[Stored data entries]
* * *

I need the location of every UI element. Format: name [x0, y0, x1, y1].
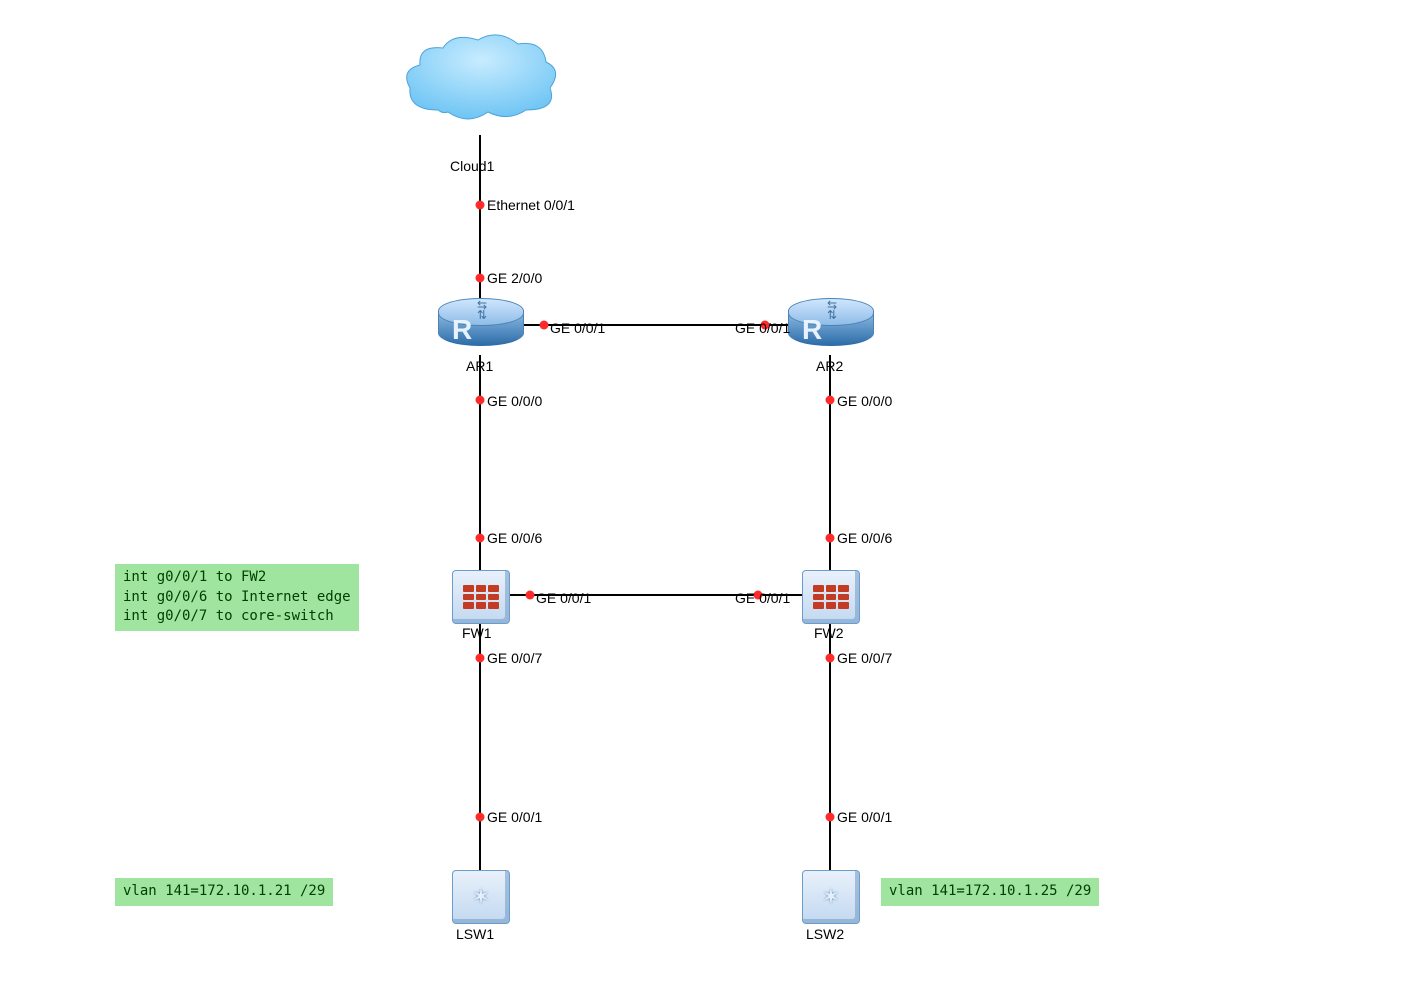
port-lsw1-ge1: GE 0/0/1: [487, 809, 542, 825]
port-fw2-ge6: GE 0/0/6: [837, 530, 892, 546]
fw1-label: FW1: [462, 625, 492, 641]
port-fw1-ge1: GE 0/0/1: [536, 590, 591, 606]
dot-cloud-eth: [476, 201, 485, 210]
ar2-label: AR2: [816, 358, 843, 374]
dot-ar1-ge01: [540, 321, 549, 330]
note-vlan-lsw1: vlan 141=172.10.1.21 /29: [115, 878, 333, 906]
router-ar1[interactable]: ⇆⇅ R: [438, 298, 522, 354]
lsw2-label: LSW2: [806, 926, 844, 942]
lsw1-label: LSW1: [456, 926, 494, 942]
port-fw1-ge6: GE 0/0/6: [487, 530, 542, 546]
cloud-icon[interactable]: [398, 30, 563, 140]
ar1-label: AR1: [466, 358, 493, 374]
dot-ar1-ge00: [476, 396, 485, 405]
port-fw2-ge7: GE 0/0/7: [837, 650, 892, 666]
fw2-label: FW2: [814, 625, 844, 641]
port-fw1-ge7: GE 0/0/7: [487, 650, 542, 666]
port-lsw2-ge1: GE 0/0/1: [837, 809, 892, 825]
port-ar1-ge01: GE 0/0/1: [550, 320, 605, 336]
links-layer: [0, 0, 1409, 1004]
dot-lsw1-ge1: [476, 813, 485, 822]
dot-ar2-ge00: [826, 396, 835, 405]
dot-fw1-ge6: [476, 534, 485, 543]
firewall-fw2[interactable]: [802, 570, 860, 624]
dot-fw2-ge7: [826, 654, 835, 663]
dot-lsw2-ge1: [826, 813, 835, 822]
note-fw-ports: int g0/0/1 to FW2 int g0/0/6 to Internet…: [115, 564, 359, 631]
router-ar2[interactable]: ⇆⇅ R: [788, 298, 872, 354]
port-ar1-ge00: GE 0/0/0: [487, 393, 542, 409]
port-fw2-ge1: GE 0/0/1: [735, 590, 790, 606]
port-ar2-ge01: GE 0/0/1: [735, 320, 790, 336]
dot-fw1-ge1: [526, 591, 535, 600]
cloud-label: Cloud1: [450, 158, 494, 174]
note-vlan-lsw2: vlan 141=172.10.1.25 /29: [881, 878, 1099, 906]
dot-fw2-ge6: [826, 534, 835, 543]
switch-lsw1[interactable]: ✶: [452, 870, 510, 924]
port-ar1-ge2: GE 2/0/0: [487, 270, 542, 286]
port-cloud-eth: Ethernet 0/0/1: [487, 197, 575, 213]
firewall-fw1[interactable]: [452, 570, 510, 624]
switch-lsw2[interactable]: ✶: [802, 870, 860, 924]
dot-fw1-ge7: [476, 654, 485, 663]
port-ar2-ge00: GE 0/0/0: [837, 393, 892, 409]
dot-ar1-ge2: [476, 274, 485, 283]
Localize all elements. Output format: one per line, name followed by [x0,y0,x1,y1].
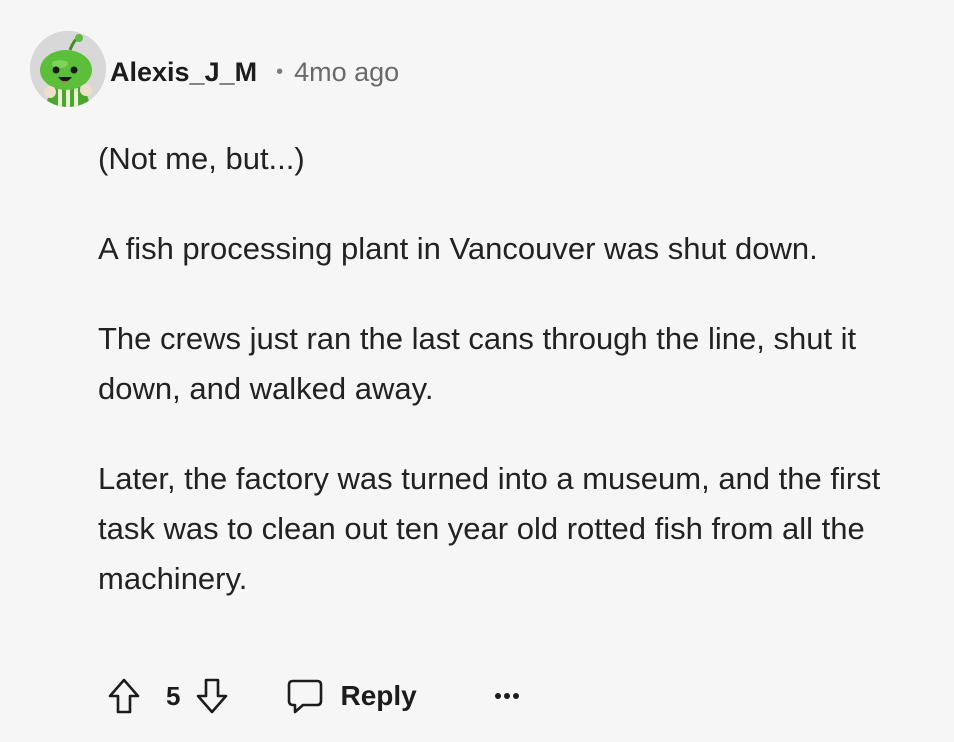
reply-button[interactable]: Reply [286,677,417,715]
ellipsis-icon [494,693,519,699]
arrow-up-icon [108,678,140,714]
comment-body: (Not me, but...) A fish processing plant… [98,134,918,644]
speech-bubble-icon [288,679,323,714]
comment-paragraph: Later, the factory was turned into a mus… [98,461,881,596]
snoo-avatar-icon [30,31,106,107]
author-username[interactable]: Alexis_J_M [110,57,257,88]
comment-paragraph: The crews just ran the last cans through… [98,321,857,406]
comment-paragraph: A fish processing plant in Vancouver was… [98,231,818,266]
user-avatar[interactable] [30,30,106,108]
comment-timestamp[interactable]: 4mo ago [294,57,399,88]
vote-score: 5 [166,680,181,711]
upvote-button[interactable] [106,674,142,718]
meta-separator: • [276,60,284,83]
comment-actions: 5 Reply [106,672,525,720]
comment-paragraph: (Not me, but...) [98,141,305,176]
downvote-button[interactable] [194,674,230,718]
more-options-button[interactable] [489,676,525,716]
comment: Alexis_J_M • 4mo ago (Not me, but...) A … [0,0,954,742]
comment-header: Alexis_J_M • 4mo ago [110,52,399,92]
arrow-down-icon [197,678,228,714]
reply-label: Reply [340,680,417,711]
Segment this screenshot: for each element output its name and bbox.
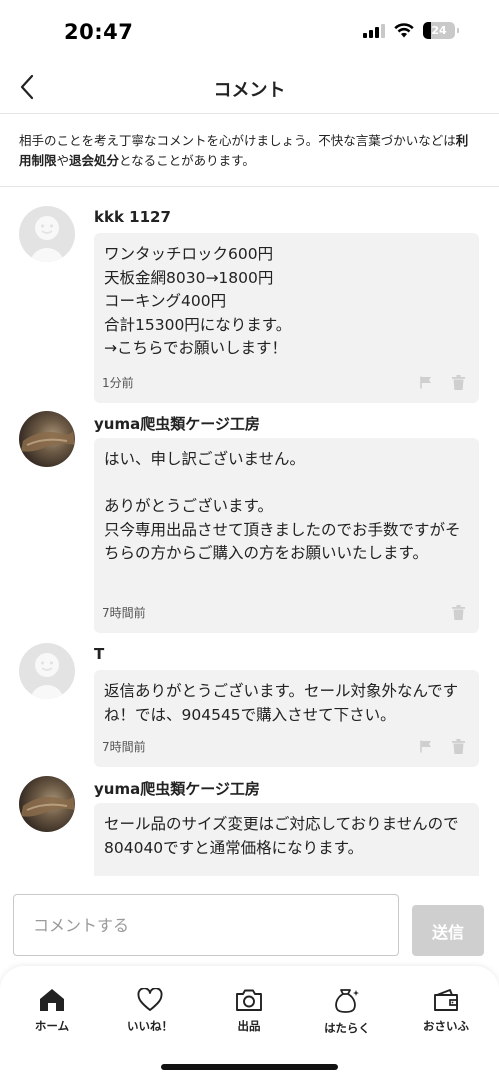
notice-text: となることがあります。 [119,153,255,168]
report-flag-icon[interactable] [420,376,432,389]
status-bar: 20:47 24 [0,0,499,62]
default-avatar-icon[interactable] [19,643,75,699]
comment-text: 返信ありがとうございます。セール対象外なんですね！では、904545で購入させて… [104,682,459,724]
camera-icon [236,989,262,1011]
report-flag-icon[interactable] [420,740,432,753]
notice-text: や [56,153,70,168]
trash-icon[interactable] [452,739,465,754]
status-time: 20:47 [64,20,134,44]
tab-sell[interactable]: 出品 [209,988,289,1034]
battery-indicator: 24 [423,22,459,39]
comment-timestamp: 7時間前 [102,606,146,620]
notice-strong-withdrawal: 退会処分 [69,153,120,168]
comment-input[interactable] [13,894,399,956]
wallet-icon [434,989,458,1011]
trash-icon[interactable] [452,375,465,390]
comment-timestamp: 1分前 [102,376,134,390]
tab-label: はたらく [324,1021,370,1035]
comment-bubble: 返信ありがとうございます。セール対象外なんですね！では、904545で購入させて… [94,670,479,767]
home-indicator [161,1064,338,1070]
page-title: コメント [213,80,286,101]
comment-username[interactable]: yuma爬虫類ケージ工房 [94,778,260,799]
tab-likes[interactable]: いいね！ [110,988,190,1034]
user-avatar-photo[interactable] [19,411,75,467]
comment-item: kkk 1127 ワンタッチロック600円 天板金網8030→1800円 コーキ… [0,206,499,406]
heart-icon [137,988,163,1011]
comment-text: ワンタッチロック600円 天板金網8030→1800円 コーキング400円 合計… [104,245,292,357]
comment-input-bar: 送信 [0,878,499,966]
tab-label: いいね！ [127,1019,173,1033]
comment-bubble: セール品のサイズ変更はご対応しておりませんので804040ですと通常価格になりま… [94,803,479,876]
comment-item: yuma爬虫類ケージ工房 はい、申し訳ございません。 ありがとうございます。 只… [0,411,499,636]
tab-label: おさいふ [423,1019,469,1033]
comment-text: セール品のサイズ変更はご対応しておりませんので804040ですと通常価格になりま… [104,815,459,857]
nav-header: コメント [0,62,499,114]
comment-username[interactable]: yuma爬虫類ケージ工房 [94,413,260,434]
send-button[interactable]: 送信 [412,905,484,956]
tab-home[interactable]: ホーム [12,988,92,1034]
trash-icon[interactable] [452,605,465,620]
comment-list[interactable]: kkk 1127 ワンタッチロック600円 天板金網8030→1800円 コーキ… [0,188,499,876]
status-icons: 24 [363,22,459,39]
default-avatar-icon[interactable] [19,206,75,262]
comment-item: T 返信ありがとうございます。セール対象外なんですね！では、904545で購入さ… [0,643,499,768]
home-icon [40,989,64,1011]
notice-text: 相手のことを考え丁寧なコメントを心がけましょう。不快な言葉づかいなどは [19,133,456,148]
signal-icon [363,23,385,38]
comment-item: yuma爬虫類ケージ工房 セール品のサイズ変更はご対応しておりませんので8040… [0,776,499,876]
comment-username[interactable]: T [94,645,104,663]
comment-bubble: ワンタッチロック600円 天板金網8030→1800円 コーキング400円 合計… [94,233,479,403]
tab-wallet[interactable]: おさいふ [406,988,486,1034]
wifi-icon [394,23,414,38]
comment-bubble: はい、申し訳ございません。 ありがとうございます。 只今専用出品させて頂きました… [94,438,479,633]
guideline-notice: 相手のことを考え丁寧なコメントを心がけましょう。不快な言葉づかいなどは利用制限や… [0,115,499,187]
user-avatar-photo[interactable] [19,776,75,832]
tab-label: 出品 [237,1019,261,1033]
comment-timestamp: 7時間前 [102,740,146,754]
comment-username[interactable]: kkk 1127 [94,208,171,226]
bottom-tab-bar: ホーム いいね！ 出品 はたらく おさいふ [0,966,499,1080]
money-bag-icon [335,989,359,1013]
tab-work[interactable]: はたらく [307,988,387,1036]
tab-label: ホーム [34,1019,70,1033]
comment-text: はい、申し訳ございません。 ありがとうございます。 只今専用出品させて頂きました… [104,450,461,562]
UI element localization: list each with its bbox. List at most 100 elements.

* * *

[Task brief]
Please output the lines from the one containing "notice-text: となることがあります。 [119,153,255,168]" up to and including the one containing "page-title: コメント [213,80,286,101]", copying each one without any change.

[Output of the task]
notice-text: となることがあります。 [119,153,255,168]
report-flag-icon[interactable] [420,376,432,389]
status-bar: 20:47 24 [0,0,499,62]
default-avatar-icon[interactable] [19,643,75,699]
comment-text: 返信ありがとうございます。セール対象外なんですね！では、904545で購入させて… [104,682,459,724]
camera-icon [236,989,262,1011]
report-flag-icon[interactable] [420,740,432,753]
notice-text: や [56,153,70,168]
trash-icon[interactable] [452,739,465,754]
status-time: 20:47 [64,20,134,44]
tab-sell[interactable]: 出品 [209,988,289,1034]
battery-indicator: 24 [423,22,459,39]
comment-timestamp: 7時間前 [102,606,146,620]
notice-strong-withdrawal: 退会処分 [69,153,120,168]
comment-input[interactable] [13,894,399,956]
wallet-icon [434,989,458,1011]
trash-icon[interactable] [452,375,465,390]
comment-timestamp: 1分前 [102,376,134,390]
tab-label: はたらく [324,1021,370,1035]
comment-bubble: 返信ありがとうございます。セール対象外なんですね！では、904545で購入させて… [94,670,479,767]
home-indicator [161,1064,338,1070]
page-title: コメント [213,80,286,101]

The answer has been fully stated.